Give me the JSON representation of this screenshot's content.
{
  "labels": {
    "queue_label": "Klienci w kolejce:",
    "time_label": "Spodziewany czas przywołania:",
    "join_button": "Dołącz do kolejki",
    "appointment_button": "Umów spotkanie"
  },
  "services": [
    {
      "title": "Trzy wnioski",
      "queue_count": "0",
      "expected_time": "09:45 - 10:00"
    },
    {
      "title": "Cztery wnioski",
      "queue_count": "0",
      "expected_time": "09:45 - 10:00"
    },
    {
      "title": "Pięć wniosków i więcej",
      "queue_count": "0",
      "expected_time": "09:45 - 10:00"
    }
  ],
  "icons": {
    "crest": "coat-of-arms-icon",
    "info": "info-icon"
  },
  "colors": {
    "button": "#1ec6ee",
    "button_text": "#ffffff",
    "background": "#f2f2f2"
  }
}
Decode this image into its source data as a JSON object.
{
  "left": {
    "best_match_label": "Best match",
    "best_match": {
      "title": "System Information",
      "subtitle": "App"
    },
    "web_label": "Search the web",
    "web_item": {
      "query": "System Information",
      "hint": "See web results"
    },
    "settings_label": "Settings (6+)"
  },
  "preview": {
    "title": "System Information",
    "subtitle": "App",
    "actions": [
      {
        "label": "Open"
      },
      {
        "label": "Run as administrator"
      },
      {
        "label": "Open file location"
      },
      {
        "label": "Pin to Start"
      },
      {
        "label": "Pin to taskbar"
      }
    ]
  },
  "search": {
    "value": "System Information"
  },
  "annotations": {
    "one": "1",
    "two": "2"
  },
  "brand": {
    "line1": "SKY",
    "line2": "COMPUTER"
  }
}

=-=-=-=-=

Extract the full listing above without alteration.

Give me the JSON representation of this screenshot's content.
{
  "labels": {
    "queue_label": "Klienci w kolejce:",
    "time_label": "Spodziewany czas przywołania:",
    "join_button": "Dołącz do kolejki",
    "appointment_button": "Umów spotkanie"
  },
  "services": [
    {
      "title": "Trzy wnioski",
      "queue_count": "0",
      "expected_time": "09:45 - 10:00"
    },
    {
      "title": "Cztery wnioski",
      "queue_count": "0",
      "expected_time": "09:45 - 10:00"
    },
    {
      "title": "Pięć wniosków i więcej",
      "queue_count": "0",
      "expected_time": "09:45 - 10:00"
    }
  ],
  "icons": {
    "crest": "coat-of-arms-icon",
    "info": "info-icon"
  },
  "colors": {
    "button": "#1ec6ee",
    "button_text": "#ffffff",
    "background": "#f2f2f2"
  }
}
Decode this image into its source data as a JSON object.
{
  "left": {
    "best_match_label": "Best match",
    "best_match": {
      "title": "System Information",
      "subtitle": "App"
    },
    "web_label": "Search the web",
    "web_item": {
      "query": "System Information",
      "hint": "See web results"
    },
    "settings_label": "Settings (6+)"
  },
  "preview": {
    "title": "System Information",
    "subtitle": "App",
    "actions": [
      {
        "label": "Open"
      },
      {
        "label": "Run as administrator"
      },
      {
        "label": "Open file location"
      },
      {
        "label": "Pin to Start"
      },
      {
        "label": "Pin to taskbar"
      }
    ]
  },
  "search": {
    "value": "System Information"
  },
  "annotations": {
    "one": "1",
    "two": "2"
  },
  "brand": {
    "line1": "SKY",
    "line2": "COMPUTER"
  }
}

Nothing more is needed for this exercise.